■ Exercise goal
From the entries below, copy out every line with "like" in it.

Saved entries
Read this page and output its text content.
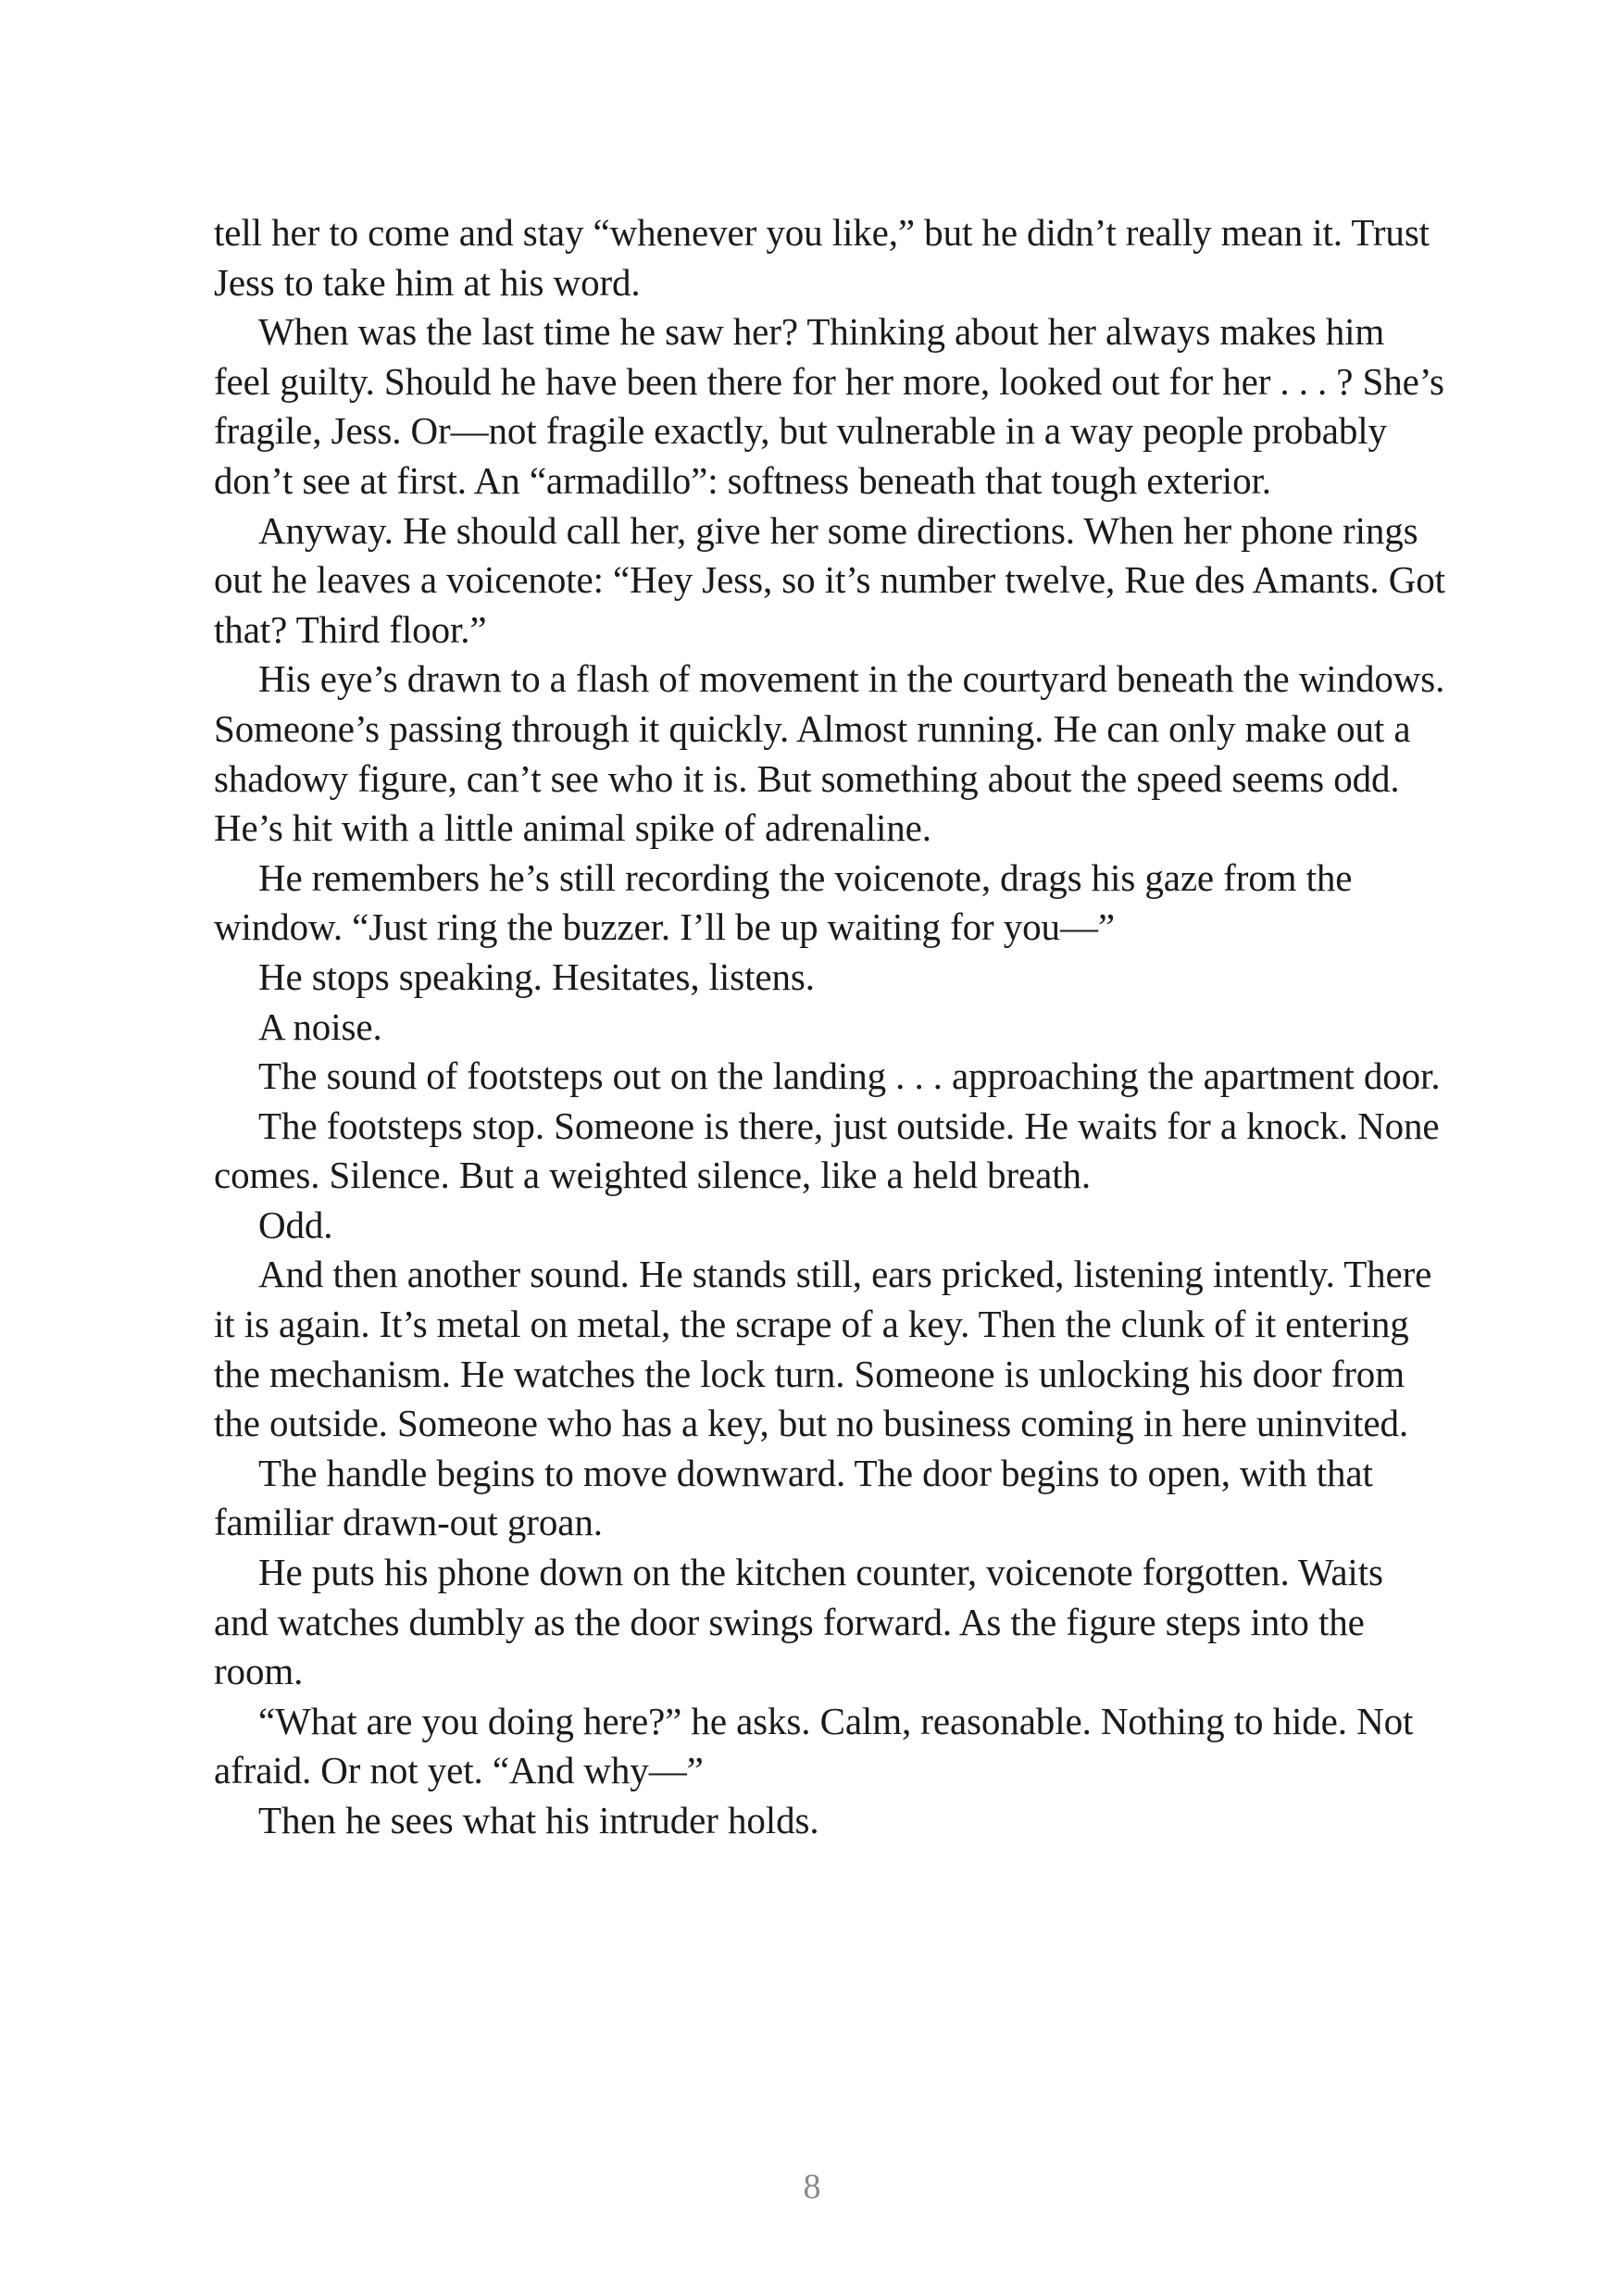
tell her to come and stay “whenever you like,” but he didn’t really mean it. Trust Jess to take him at his word.

When was the last time he saw her? Thinking about her always makes him feel guilty. Should he have been there for her more, looked out for her . . . ? She’s fragile, Jess. Or—not fragile exactly, but vulnerable in a way people probably don’t see at first. An “armadillo”: softness beneath that tough exterior.

Anyway. He should call her, give her some directions. When her phone rings out he leaves a voicenote: “Hey Jess, so it’s number twelve, Rue des Amants. Got that? Third floor.”

His eye’s drawn to a flash of movement in the courtyard beneath the windows. Someone’s passing through it quickly. Almost running. He can only make out a shadowy figure, can’t see who it is. But something about the speed seems odd. He’s hit with a little animal spike of adrenaline.

He remembers he’s still recording the voicenote, drags his gaze from the window. “Just ring the buzzer. I’ll be up waiting for you—”

He stops speaking. Hesitates, listens.

A noise.

The sound of footsteps out on the landing . . . approaching the apartment door.

The footsteps stop. Someone is there, just outside. He waits for a knock. None comes. Silence. But a weighted silence, like a held breath.

Odd.

And then another sound. He stands still, ears pricked, listening intently. There it is again. It’s metal on metal, the scrape of a key. Then the clunk of it entering the mechanism. He watches the lock turn. Someone is unlocking his door from the outside. Someone who has a key, but no business coming in here uninvited.

The handle begins to move downward. The door begins to open, with that familiar drawn-out groan.

He puts his phone down on the kitchen counter, voicenote forgotten. Waits and watches dumbly as the door swings forward. As the figure steps into the room.

“What are you doing here?” he asks. Calm, reasonable. Nothing to hide. Not afraid. Or not yet. “And why—”

Then he sees what his intruder holds.

8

■ Solution to this problem
tell her to come and stay “whenever you like,” but he didn’t really mean it. Trust Jess to take him at his word.
The footsteps stop. Someone is there, just outside. He waits for a knock. None comes. Silence. But a weighted silence, like a held breath.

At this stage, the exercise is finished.